■ **DIRECTION**
Copy every line of the records below that holds the word "xuất".

--- start SUPPLIED DATA ---

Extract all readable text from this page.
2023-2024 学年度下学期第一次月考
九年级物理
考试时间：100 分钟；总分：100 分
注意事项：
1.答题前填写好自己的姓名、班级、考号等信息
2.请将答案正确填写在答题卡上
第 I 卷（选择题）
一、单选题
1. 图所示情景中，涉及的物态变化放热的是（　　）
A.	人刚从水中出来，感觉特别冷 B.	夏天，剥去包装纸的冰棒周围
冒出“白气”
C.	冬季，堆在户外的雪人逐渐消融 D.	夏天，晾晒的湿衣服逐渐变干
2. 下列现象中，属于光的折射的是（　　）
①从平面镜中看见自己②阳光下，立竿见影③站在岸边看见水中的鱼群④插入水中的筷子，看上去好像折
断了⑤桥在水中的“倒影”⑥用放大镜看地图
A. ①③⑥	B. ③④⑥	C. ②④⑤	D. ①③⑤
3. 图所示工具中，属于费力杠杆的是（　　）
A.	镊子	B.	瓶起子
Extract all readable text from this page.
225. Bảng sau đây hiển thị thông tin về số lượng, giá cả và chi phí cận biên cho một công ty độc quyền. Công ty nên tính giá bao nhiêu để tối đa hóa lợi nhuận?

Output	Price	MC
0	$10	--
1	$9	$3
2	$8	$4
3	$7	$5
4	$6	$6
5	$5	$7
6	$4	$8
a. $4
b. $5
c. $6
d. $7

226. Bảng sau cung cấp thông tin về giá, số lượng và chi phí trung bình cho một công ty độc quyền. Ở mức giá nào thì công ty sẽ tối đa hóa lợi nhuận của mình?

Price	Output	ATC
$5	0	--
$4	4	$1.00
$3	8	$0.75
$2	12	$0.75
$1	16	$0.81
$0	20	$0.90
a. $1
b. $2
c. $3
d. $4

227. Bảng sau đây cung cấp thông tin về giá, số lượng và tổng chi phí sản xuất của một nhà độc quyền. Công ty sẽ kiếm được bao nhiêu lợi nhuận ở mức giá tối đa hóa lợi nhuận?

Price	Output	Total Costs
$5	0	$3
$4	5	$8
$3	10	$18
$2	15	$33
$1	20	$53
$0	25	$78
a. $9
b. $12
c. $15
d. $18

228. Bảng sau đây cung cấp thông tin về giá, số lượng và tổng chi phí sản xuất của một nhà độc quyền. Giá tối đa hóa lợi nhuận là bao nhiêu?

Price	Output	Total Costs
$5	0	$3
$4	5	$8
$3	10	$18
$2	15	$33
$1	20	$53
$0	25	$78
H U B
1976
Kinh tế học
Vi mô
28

--- end SUPPLIED DATA ---

■ **RESULT**
227. Bảng sau đây cung cấp thông tin về giá, số lượng và tổng chi phí sản xuất của một nhà độc quyền. Công ty sẽ kiếm được bao nhiêu lợi nhuận ở mức giá tối đa hóa lợi nhuận?
228. Bảng sau đây cung cấp thông tin về giá, số lượng và tổng chi phí sản xuất của một nhà độc quyền. Giá tối đa hóa lợi nhuận là bao nhiêu?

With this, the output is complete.